• **LISTED RECORDS**:
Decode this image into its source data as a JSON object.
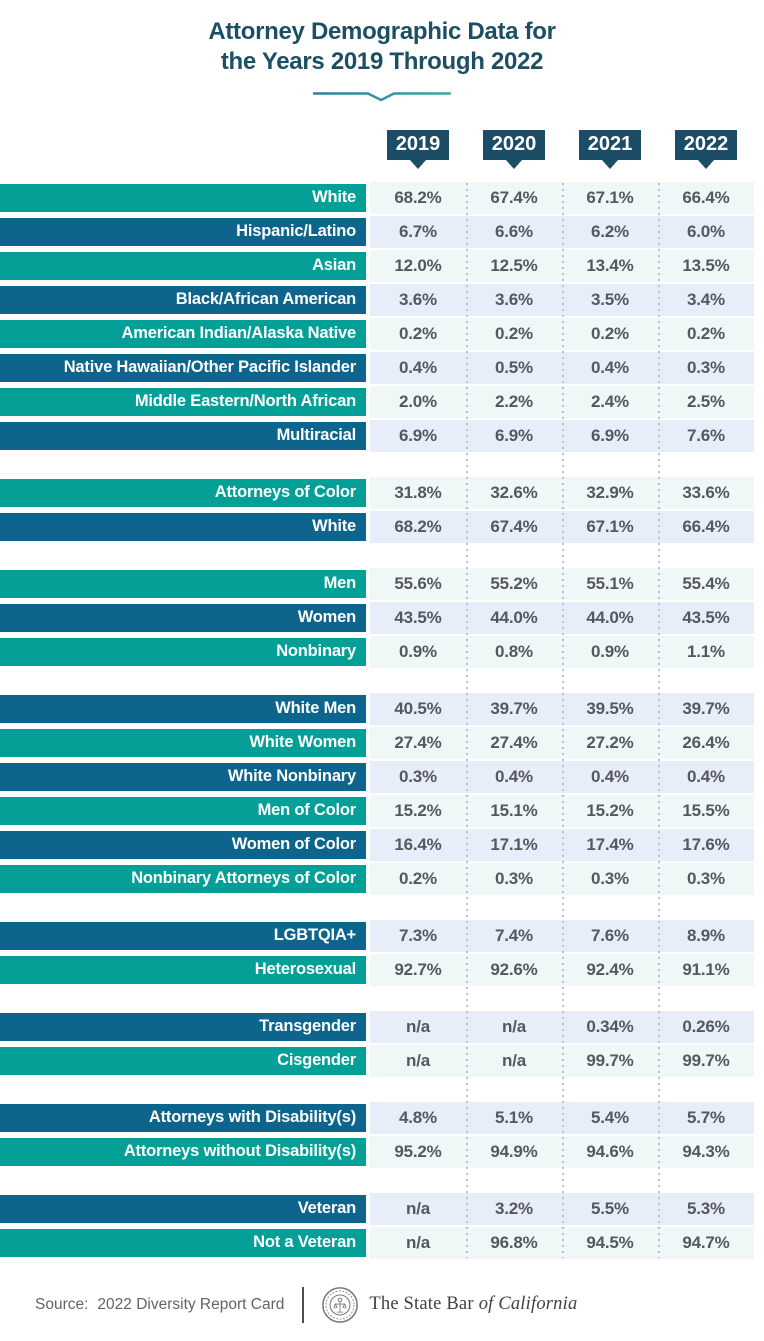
{
  "title": {
    "line1": "Attorney Demographic Data for",
    "line2": "the Years 2019 Through 2022"
  },
  "chart_data": {
    "type": "table",
    "title": "Attorney Demographic Data for the Years 2019 Through 2022",
    "columns": [
      "2019",
      "2020",
      "2021",
      "2022"
    ],
    "groups": [
      {
        "rows": [
          {
            "label": "White",
            "style": "teal",
            "values": [
              "68.2%",
              "67.4%",
              "67.1%",
              "66.4%"
            ]
          },
          {
            "label": "Hispanic/Latino",
            "style": "blue",
            "values": [
              "6.7%",
              "6.6%",
              "6.2%",
              "6.0%"
            ]
          },
          {
            "label": "Asian",
            "style": "teal",
            "values": [
              "12.0%",
              "12.5%",
              "13.4%",
              "13.5%"
            ]
          },
          {
            "label": "Black/African American",
            "style": "blue",
            "values": [
              "3.6%",
              "3.6%",
              "3.5%",
              "3.4%"
            ]
          },
          {
            "label": "American Indian/Alaska Native",
            "style": "teal",
            "values": [
              "0.2%",
              "0.2%",
              "0.2%",
              "0.2%"
            ]
          },
          {
            "label": "Native Hawaiian/Other Pacific Islander",
            "style": "blue",
            "values": [
              "0.4%",
              "0.5%",
              "0.4%",
              "0.3%"
            ]
          },
          {
            "label": "Middle Eastern/North African",
            "style": "teal",
            "values": [
              "2.0%",
              "2.2%",
              "2.4%",
              "2.5%"
            ]
          },
          {
            "label": "Multiracial",
            "style": "blue",
            "values": [
              "6.9%",
              "6.9%",
              "6.9%",
              "7.6%"
            ]
          }
        ]
      },
      {
        "rows": [
          {
            "label": "Attorneys of Color",
            "style": "teal",
            "values": [
              "31.8%",
              "32.6%",
              "32.9%",
              "33.6%"
            ]
          },
          {
            "label": "White",
            "style": "blue",
            "values": [
              "68.2%",
              "67.4%",
              "67.1%",
              "66.4%"
            ]
          }
        ]
      },
      {
        "rows": [
          {
            "label": "Men",
            "style": "teal",
            "values": [
              "55.6%",
              "55.2%",
              "55.1%",
              "55.4%"
            ]
          },
          {
            "label": "Women",
            "style": "blue",
            "values": [
              "43.5%",
              "44.0%",
              "44.0%",
              "43.5%"
            ]
          },
          {
            "label": "Nonbinary",
            "style": "teal",
            "values": [
              "0.9%",
              "0.8%",
              "0.9%",
              "1.1%"
            ]
          }
        ]
      },
      {
        "rows": [
          {
            "label": "White Men",
            "style": "blue",
            "values": [
              "40.5%",
              "39.7%",
              "39.5%",
              "39.7%"
            ]
          },
          {
            "label": "White Women",
            "style": "teal",
            "values": [
              "27.4%",
              "27.4%",
              "27.2%",
              "26.4%"
            ]
          },
          {
            "label": "White Nonbinary",
            "style": "blue",
            "values": [
              "0.3%",
              "0.4%",
              "0.4%",
              "0.4%"
            ]
          },
          {
            "label": "Men of Color",
            "style": "teal",
            "values": [
              "15.2%",
              "15.1%",
              "15.2%",
              "15.5%"
            ]
          },
          {
            "label": "Women of Color",
            "style": "blue",
            "values": [
              "16.4%",
              "17.1%",
              "17.4%",
              "17.6%"
            ]
          },
          {
            "label": "Nonbinary Attorneys of Color",
            "style": "teal",
            "values": [
              "0.2%",
              "0.3%",
              "0.3%",
              "0.3%"
            ]
          }
        ]
      },
      {
        "rows": [
          {
            "label": "LGBTQIA+",
            "style": "blue",
            "values": [
              "7.3%",
              "7.4%",
              "7.6%",
              "8.9%"
            ]
          },
          {
            "label": "Heterosexual",
            "style": "teal",
            "values": [
              "92.7%",
              "92.6%",
              "92.4%",
              "91.1%"
            ]
          }
        ]
      },
      {
        "rows": [
          {
            "label": "Transgender",
            "style": "blue",
            "values": [
              "n/a",
              "n/a",
              "0.34%",
              "0.26%"
            ]
          },
          {
            "label": "Cisgender",
            "style": "teal",
            "values": [
              "n/a",
              "n/a",
              "99.7%",
              "99.7%"
            ]
          }
        ]
      },
      {
        "rows": [
          {
            "label": "Attorneys with Disability(s)",
            "style": "blue",
            "values": [
              "4.8%",
              "5.1%",
              "5.4%",
              "5.7%"
            ]
          },
          {
            "label": "Attorneys without Disability(s)",
            "style": "teal",
            "values": [
              "95.2%",
              "94.9%",
              "94.6%",
              "94.3%"
            ]
          }
        ]
      },
      {
        "rows": [
          {
            "label": "Veteran",
            "style": "blue",
            "values": [
              "n/a",
              "3.2%",
              "5.5%",
              "5.3%"
            ]
          },
          {
            "label": "Not a Veteran",
            "style": "teal",
            "values": [
              "n/a",
              "96.8%",
              "94.5%",
              "94.7%"
            ]
          }
        ]
      }
    ]
  },
  "footer": {
    "source_label": "Source:",
    "source_text": "2022 Diversity Report Card",
    "wordmark_regular": "The State Bar",
    "wordmark_italic": "of California"
  },
  "colors": {
    "navy": "#1C4D66",
    "title_navy": "#1D4F63",
    "teal_bar": "#04A098",
    "blue_bar": "#0D648C",
    "teal_row_bg": "#F0F7F7",
    "blue_row_bg": "#E7EDF9",
    "value_text": "#55585C",
    "separator_dots": "#B8C1CD",
    "accent_gradient_start": "#2C7FA0",
    "accent_gradient_end": "#39A9A6"
  }
}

• **WORK TO COMPLETE**: Search the records for the word "Women" and copy every line where it occurs.

• **ANSWER BELOW**:
            "label": "Women",
            "label": "White Women",
            "label": "Women of Color",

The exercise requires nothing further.